### Written task
Sort through the data and copy the lines holding the word "органами".

### Material to process
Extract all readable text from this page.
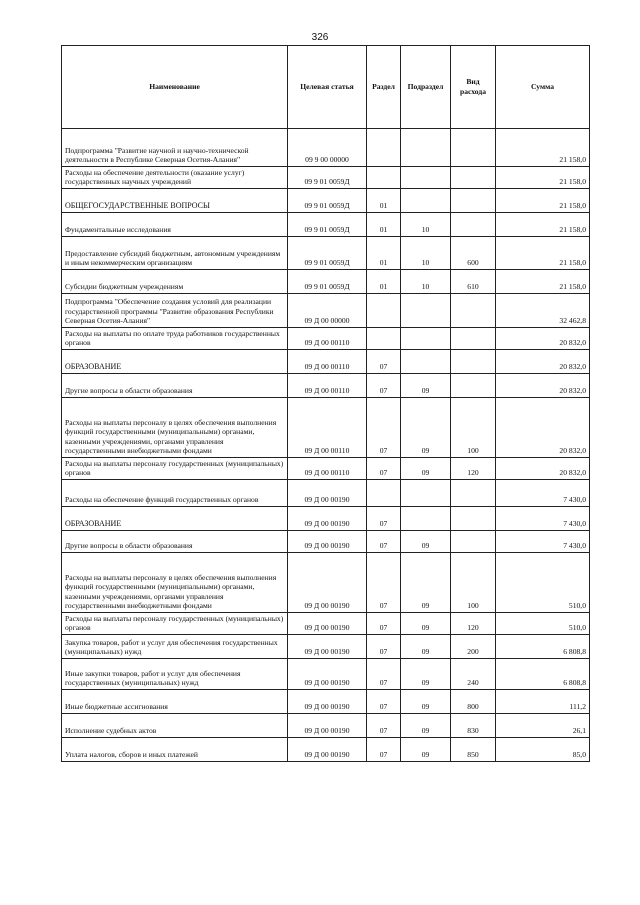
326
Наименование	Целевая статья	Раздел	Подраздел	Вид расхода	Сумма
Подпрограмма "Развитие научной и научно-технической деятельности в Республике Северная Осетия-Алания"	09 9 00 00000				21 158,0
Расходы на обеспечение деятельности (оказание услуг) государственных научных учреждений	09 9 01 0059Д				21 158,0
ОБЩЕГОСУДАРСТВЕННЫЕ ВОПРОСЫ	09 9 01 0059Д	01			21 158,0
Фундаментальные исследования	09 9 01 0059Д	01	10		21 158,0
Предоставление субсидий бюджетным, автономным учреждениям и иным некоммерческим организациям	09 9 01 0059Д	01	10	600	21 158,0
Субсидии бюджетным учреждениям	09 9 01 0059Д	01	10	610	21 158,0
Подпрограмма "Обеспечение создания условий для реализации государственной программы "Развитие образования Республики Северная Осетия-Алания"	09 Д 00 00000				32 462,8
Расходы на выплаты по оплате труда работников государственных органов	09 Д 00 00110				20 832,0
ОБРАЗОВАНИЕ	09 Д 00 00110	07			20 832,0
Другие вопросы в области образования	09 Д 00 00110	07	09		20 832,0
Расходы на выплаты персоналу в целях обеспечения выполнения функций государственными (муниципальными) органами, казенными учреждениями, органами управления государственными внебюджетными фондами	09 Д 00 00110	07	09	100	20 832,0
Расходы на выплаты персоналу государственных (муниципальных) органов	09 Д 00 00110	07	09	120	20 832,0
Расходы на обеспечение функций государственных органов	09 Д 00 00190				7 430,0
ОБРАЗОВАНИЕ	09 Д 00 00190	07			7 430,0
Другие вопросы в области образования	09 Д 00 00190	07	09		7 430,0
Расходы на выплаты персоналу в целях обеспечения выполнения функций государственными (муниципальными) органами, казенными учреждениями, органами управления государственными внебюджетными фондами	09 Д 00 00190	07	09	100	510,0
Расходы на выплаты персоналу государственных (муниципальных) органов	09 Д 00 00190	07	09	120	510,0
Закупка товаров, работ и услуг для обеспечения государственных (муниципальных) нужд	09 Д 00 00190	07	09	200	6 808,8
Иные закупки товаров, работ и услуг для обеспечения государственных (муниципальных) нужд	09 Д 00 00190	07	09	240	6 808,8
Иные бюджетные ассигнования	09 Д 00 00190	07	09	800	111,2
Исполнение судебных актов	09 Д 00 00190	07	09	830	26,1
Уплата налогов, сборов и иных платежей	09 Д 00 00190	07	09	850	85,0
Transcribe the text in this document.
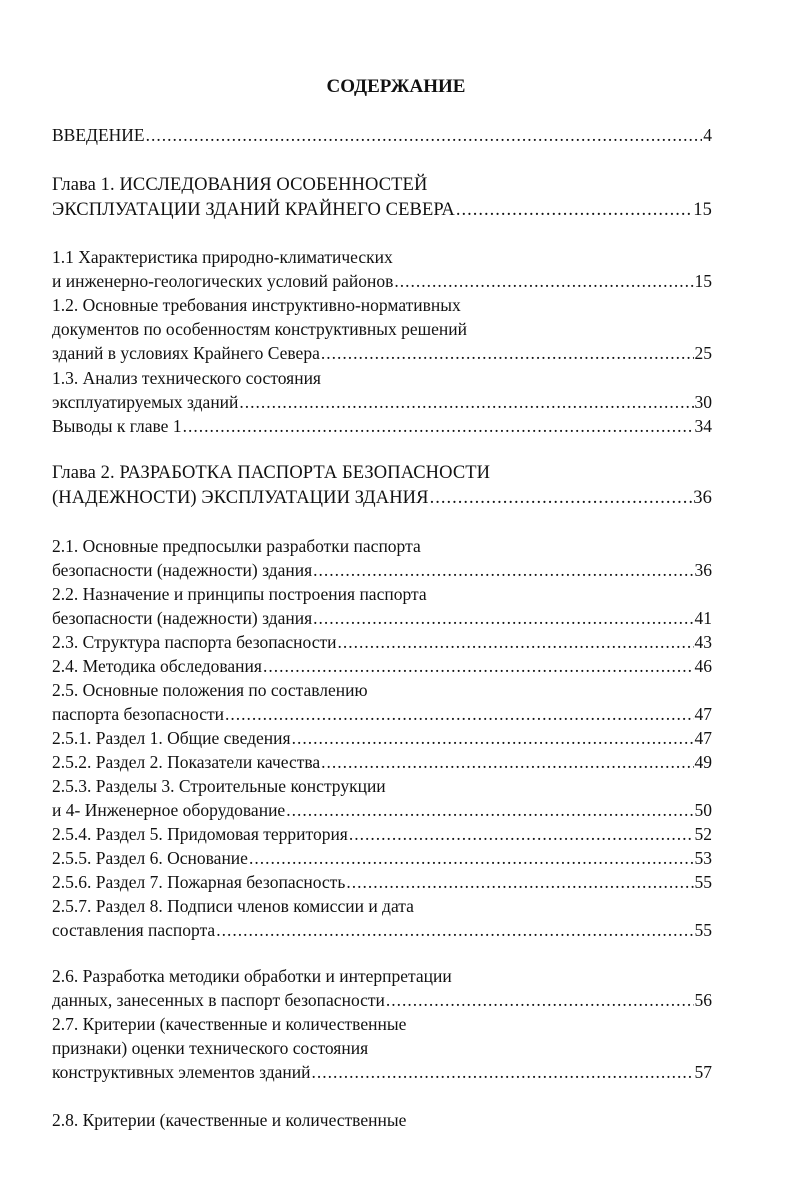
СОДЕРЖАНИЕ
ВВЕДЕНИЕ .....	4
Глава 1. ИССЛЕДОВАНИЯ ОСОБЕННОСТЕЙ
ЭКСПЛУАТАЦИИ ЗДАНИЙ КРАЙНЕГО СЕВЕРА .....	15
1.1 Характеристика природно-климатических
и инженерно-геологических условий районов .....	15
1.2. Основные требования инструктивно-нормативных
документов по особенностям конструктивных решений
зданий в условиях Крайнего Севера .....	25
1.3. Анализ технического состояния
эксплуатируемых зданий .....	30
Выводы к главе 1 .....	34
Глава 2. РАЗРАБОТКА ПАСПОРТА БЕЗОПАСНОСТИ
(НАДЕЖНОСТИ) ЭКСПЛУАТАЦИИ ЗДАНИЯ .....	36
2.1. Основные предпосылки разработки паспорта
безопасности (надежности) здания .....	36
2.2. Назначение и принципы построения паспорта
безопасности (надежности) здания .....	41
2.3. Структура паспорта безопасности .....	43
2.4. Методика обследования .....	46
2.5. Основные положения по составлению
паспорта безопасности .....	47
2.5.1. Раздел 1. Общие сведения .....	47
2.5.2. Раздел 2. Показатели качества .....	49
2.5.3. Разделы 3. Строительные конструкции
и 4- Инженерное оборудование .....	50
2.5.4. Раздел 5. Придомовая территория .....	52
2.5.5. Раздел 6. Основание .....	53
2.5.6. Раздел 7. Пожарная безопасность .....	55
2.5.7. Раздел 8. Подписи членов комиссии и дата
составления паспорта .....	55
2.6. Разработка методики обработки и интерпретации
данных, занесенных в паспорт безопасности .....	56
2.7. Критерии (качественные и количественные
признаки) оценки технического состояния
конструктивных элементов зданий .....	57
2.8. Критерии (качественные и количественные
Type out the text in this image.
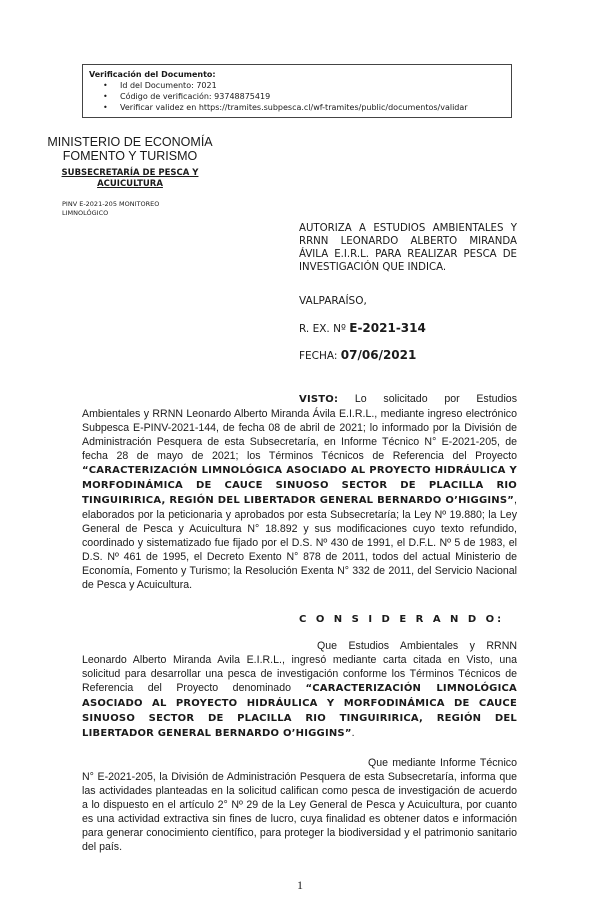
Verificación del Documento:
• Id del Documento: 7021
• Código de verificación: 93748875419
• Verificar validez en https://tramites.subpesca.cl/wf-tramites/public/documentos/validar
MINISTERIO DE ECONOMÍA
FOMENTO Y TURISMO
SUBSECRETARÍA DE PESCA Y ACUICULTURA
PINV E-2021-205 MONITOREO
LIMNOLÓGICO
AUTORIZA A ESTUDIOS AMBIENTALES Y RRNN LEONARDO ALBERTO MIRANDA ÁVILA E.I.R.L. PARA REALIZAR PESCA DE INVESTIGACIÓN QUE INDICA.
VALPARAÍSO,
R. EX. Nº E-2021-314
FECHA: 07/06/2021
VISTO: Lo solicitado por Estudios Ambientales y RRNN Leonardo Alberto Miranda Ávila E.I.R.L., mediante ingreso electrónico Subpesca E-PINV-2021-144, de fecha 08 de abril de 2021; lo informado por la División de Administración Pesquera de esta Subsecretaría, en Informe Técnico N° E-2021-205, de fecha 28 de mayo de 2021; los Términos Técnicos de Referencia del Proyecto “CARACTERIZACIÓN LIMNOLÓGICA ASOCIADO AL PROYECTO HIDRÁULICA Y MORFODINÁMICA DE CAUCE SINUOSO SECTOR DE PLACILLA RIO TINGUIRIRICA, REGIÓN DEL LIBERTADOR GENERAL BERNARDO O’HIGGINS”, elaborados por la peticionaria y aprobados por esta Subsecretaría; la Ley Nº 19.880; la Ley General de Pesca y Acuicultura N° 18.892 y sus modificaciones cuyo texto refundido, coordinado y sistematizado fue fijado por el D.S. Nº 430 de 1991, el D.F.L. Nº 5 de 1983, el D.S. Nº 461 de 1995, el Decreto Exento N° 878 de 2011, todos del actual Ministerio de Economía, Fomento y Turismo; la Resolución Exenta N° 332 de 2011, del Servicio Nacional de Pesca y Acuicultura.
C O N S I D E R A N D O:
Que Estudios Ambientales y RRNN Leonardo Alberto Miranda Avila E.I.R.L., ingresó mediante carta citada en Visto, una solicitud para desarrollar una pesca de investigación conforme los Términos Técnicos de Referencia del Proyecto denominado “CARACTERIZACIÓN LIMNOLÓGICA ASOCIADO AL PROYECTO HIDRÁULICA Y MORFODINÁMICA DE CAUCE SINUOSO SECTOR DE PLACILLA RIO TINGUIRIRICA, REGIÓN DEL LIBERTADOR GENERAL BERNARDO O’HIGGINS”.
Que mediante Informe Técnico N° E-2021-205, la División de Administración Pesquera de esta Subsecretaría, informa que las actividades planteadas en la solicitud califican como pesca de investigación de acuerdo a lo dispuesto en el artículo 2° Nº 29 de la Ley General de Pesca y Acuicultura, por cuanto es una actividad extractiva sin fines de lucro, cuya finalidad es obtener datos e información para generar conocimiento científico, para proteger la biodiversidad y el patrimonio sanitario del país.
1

### Solution
Расходы на выплаты персоналу в целях обеспечения выполнения функций государственными (муниципальными) органами, казенными учреждениями, органами управления государственными внебюджетными фондами	09 Д 00 00110	07	09	100	20 832,0
Расходы на выплаты персоналу в целях обеспечения выполнения функций государственными (муниципальными) органами, казенными учреждениями, органами управления государственными внебюджетными фондами	09 Д 00 00190	07	09	100	510,0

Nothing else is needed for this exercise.